Problem
Scan the data below for lines holding the word "Mast", and copy each line found.

[Figure content listings]
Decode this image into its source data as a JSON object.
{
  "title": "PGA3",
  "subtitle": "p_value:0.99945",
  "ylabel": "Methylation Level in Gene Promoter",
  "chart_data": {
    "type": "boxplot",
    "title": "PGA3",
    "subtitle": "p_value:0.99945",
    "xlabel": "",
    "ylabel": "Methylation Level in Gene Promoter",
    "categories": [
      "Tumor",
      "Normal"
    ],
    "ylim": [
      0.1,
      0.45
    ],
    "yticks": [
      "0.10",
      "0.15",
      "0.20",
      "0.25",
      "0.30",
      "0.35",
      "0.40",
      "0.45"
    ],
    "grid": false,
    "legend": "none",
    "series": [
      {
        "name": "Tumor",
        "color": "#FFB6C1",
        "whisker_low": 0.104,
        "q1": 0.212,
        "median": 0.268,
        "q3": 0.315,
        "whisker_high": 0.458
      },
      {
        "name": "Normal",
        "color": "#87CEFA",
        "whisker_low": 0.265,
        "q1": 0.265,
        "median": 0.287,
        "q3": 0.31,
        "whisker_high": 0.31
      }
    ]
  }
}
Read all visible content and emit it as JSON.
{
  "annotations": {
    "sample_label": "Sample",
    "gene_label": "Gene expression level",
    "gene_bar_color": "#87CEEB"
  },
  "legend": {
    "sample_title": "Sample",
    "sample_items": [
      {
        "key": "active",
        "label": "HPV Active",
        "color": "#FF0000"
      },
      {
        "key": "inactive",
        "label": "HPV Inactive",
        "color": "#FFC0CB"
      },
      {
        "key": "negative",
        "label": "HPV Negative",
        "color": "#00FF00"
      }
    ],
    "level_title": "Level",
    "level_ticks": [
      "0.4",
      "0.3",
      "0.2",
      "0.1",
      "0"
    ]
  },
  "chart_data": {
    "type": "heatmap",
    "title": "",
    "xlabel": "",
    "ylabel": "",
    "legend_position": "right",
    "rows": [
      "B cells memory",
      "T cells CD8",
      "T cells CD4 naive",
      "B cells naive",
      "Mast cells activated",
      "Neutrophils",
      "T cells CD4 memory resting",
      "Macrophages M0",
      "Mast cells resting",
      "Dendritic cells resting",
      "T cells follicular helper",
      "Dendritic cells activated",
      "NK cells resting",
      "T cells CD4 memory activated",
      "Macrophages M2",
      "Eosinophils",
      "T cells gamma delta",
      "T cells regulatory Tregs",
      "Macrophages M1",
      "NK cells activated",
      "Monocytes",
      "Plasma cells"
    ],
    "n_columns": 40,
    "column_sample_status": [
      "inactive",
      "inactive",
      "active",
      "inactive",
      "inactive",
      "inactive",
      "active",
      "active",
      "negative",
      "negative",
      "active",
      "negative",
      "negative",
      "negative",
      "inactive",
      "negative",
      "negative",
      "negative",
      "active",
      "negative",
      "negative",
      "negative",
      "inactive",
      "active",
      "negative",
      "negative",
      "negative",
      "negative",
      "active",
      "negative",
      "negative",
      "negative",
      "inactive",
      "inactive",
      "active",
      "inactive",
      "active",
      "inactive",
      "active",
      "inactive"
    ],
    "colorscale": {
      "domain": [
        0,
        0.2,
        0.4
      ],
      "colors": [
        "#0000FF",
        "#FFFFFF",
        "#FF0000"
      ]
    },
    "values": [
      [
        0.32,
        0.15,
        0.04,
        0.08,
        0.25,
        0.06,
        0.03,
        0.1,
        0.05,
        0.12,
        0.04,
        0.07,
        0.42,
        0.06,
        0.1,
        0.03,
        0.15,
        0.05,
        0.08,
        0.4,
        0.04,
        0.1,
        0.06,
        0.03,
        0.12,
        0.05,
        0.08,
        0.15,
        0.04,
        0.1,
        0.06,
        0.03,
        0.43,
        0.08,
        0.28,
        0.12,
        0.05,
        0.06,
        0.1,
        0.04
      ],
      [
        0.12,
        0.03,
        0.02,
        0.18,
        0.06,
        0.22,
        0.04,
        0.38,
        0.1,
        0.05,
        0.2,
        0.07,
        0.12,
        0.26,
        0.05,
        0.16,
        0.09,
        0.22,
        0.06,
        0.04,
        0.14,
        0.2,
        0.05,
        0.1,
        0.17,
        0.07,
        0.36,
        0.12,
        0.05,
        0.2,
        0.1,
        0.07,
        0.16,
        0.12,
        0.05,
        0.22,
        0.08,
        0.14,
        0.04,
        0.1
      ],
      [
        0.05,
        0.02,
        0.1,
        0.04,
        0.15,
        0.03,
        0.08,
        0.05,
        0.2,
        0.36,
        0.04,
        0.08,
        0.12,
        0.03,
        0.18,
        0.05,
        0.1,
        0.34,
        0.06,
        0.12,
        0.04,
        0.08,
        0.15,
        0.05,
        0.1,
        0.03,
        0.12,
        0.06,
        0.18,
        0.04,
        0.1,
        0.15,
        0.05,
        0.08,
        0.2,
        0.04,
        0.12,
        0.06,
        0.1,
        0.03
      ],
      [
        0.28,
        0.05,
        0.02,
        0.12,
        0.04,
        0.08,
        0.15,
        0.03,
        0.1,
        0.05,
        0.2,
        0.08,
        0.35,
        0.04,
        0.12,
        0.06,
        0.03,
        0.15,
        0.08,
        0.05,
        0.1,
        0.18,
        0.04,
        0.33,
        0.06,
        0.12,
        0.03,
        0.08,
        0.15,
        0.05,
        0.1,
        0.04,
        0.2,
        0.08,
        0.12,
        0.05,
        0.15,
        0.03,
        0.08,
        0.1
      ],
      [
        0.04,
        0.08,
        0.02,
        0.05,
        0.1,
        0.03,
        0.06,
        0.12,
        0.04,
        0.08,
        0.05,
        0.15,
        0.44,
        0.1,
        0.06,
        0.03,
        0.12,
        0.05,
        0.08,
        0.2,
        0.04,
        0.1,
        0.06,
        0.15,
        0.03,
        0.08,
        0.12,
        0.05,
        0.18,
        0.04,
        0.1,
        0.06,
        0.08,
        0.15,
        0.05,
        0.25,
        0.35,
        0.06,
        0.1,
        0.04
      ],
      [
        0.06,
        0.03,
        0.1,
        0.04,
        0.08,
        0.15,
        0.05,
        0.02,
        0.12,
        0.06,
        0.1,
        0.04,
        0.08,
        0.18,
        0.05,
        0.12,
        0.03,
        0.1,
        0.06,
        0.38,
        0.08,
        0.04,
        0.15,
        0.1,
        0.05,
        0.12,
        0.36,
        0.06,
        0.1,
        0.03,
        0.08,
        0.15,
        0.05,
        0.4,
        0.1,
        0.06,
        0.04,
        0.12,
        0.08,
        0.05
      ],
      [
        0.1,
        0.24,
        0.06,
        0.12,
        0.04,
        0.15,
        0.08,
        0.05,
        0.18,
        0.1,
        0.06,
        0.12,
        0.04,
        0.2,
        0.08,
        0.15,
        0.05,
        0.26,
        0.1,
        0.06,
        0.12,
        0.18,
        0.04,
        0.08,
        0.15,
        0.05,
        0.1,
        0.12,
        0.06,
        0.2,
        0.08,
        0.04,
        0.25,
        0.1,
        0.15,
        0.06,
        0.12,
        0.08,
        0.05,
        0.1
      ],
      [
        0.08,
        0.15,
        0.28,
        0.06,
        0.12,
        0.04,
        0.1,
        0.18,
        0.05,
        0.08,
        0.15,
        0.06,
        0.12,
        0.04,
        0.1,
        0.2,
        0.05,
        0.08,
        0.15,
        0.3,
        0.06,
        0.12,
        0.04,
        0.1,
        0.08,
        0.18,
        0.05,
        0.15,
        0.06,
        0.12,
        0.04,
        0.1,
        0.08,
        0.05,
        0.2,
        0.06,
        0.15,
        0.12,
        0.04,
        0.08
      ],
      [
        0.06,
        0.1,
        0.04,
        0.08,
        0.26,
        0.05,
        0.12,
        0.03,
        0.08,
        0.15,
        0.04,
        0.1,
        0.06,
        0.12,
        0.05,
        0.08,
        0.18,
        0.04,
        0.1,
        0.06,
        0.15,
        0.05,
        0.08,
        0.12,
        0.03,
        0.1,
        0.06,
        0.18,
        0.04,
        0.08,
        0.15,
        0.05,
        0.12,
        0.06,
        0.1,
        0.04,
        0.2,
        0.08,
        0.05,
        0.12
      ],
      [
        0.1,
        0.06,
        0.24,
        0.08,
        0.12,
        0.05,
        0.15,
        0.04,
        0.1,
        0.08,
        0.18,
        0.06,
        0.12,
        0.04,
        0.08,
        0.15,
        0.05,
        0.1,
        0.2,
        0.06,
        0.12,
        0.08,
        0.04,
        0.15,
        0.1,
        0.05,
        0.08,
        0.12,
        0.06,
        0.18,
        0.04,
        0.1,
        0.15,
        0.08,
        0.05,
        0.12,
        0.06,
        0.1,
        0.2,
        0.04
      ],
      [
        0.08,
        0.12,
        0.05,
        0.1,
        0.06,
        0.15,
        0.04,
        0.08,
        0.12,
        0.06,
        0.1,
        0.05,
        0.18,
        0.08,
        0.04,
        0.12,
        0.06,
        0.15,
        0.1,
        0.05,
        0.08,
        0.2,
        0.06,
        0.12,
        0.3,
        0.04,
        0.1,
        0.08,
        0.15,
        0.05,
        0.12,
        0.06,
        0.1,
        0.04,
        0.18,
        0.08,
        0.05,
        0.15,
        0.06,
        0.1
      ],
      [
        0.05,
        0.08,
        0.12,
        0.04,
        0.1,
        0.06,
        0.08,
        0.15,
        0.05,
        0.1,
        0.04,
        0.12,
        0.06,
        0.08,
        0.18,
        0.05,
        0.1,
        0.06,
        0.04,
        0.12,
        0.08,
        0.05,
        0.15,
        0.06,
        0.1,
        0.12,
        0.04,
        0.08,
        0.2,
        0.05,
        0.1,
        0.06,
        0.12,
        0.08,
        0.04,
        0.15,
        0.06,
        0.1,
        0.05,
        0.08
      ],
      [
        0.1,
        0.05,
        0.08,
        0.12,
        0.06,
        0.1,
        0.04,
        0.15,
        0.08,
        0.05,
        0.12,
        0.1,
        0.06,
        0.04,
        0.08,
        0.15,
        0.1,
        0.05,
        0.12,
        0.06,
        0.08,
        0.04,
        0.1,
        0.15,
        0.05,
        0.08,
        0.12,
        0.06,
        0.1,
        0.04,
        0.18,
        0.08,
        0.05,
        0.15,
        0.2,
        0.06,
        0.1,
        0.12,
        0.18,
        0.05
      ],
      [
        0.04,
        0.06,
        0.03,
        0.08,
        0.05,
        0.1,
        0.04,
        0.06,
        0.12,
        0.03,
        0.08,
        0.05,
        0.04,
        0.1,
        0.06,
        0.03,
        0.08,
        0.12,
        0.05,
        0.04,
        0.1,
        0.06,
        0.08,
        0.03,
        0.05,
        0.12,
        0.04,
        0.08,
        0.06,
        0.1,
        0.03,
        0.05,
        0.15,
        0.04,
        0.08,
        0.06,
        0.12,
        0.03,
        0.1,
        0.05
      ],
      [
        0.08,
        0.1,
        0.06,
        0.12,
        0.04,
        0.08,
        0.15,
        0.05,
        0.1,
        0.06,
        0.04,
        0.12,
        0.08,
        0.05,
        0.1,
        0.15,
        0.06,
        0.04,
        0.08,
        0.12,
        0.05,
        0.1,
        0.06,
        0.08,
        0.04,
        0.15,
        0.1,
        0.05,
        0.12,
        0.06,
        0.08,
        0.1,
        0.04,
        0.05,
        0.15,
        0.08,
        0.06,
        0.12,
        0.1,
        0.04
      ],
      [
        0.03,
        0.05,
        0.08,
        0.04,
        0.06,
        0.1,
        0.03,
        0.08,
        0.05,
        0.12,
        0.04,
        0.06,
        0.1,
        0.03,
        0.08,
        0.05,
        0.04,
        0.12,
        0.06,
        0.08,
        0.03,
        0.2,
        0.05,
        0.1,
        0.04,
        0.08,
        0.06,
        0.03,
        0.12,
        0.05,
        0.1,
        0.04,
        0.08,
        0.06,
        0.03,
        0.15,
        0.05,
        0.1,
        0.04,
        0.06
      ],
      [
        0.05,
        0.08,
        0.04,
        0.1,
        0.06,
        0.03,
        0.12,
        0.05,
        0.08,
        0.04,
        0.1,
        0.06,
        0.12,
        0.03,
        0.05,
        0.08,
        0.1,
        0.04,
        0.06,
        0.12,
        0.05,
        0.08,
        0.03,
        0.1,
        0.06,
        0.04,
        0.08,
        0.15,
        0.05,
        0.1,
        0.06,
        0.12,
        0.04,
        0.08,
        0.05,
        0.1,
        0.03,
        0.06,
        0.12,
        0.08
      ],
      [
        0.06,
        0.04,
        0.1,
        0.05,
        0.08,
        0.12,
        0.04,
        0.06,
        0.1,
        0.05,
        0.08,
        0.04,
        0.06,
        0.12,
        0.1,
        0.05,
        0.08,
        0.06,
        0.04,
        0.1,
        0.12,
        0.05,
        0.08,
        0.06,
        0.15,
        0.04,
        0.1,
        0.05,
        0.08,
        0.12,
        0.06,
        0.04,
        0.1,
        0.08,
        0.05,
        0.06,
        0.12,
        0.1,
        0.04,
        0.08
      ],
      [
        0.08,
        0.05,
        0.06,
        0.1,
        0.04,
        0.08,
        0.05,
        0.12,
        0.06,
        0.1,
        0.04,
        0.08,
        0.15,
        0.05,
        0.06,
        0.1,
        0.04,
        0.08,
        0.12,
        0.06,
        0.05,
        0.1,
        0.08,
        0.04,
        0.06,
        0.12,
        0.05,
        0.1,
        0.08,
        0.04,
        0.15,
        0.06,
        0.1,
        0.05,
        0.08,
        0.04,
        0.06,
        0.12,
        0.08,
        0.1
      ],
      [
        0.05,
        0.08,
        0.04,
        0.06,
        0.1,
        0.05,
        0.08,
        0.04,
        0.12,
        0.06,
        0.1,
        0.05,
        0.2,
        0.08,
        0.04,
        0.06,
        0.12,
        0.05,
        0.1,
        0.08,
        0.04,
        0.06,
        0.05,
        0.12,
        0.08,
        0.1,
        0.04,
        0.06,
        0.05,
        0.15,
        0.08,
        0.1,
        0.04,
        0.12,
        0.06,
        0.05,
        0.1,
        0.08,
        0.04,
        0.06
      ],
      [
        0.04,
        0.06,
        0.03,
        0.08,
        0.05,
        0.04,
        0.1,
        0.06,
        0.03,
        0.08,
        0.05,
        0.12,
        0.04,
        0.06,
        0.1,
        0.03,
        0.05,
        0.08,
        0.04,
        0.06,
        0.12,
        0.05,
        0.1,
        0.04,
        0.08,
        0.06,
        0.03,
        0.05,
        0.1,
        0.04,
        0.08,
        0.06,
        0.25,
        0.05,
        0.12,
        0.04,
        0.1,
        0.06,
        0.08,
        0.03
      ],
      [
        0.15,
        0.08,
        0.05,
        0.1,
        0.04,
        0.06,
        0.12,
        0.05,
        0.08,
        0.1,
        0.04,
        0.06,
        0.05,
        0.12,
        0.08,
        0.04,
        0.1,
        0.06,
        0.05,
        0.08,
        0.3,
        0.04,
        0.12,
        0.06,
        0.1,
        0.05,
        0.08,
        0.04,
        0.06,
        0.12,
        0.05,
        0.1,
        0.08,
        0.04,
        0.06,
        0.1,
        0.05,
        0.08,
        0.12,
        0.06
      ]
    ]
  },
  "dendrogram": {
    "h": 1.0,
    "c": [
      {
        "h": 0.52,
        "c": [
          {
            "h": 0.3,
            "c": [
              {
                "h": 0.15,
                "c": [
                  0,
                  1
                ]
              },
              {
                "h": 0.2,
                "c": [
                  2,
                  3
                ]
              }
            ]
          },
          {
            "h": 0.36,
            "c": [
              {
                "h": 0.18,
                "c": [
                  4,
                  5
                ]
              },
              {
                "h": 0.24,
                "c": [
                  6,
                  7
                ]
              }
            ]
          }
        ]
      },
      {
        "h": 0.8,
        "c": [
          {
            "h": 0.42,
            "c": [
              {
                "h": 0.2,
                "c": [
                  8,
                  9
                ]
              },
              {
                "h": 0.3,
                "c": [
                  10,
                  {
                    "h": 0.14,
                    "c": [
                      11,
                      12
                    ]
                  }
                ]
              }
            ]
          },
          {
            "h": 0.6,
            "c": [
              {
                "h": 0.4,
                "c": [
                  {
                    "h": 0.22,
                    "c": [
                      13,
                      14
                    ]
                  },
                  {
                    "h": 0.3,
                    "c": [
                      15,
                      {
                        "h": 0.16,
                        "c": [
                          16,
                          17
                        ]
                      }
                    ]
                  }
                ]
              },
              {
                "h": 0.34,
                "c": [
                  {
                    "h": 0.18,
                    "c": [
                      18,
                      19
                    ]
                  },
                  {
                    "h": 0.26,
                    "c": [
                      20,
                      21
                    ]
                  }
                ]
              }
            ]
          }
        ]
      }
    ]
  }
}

Response to this exercise
      "Mast cells activated",
      "Mast cells resting",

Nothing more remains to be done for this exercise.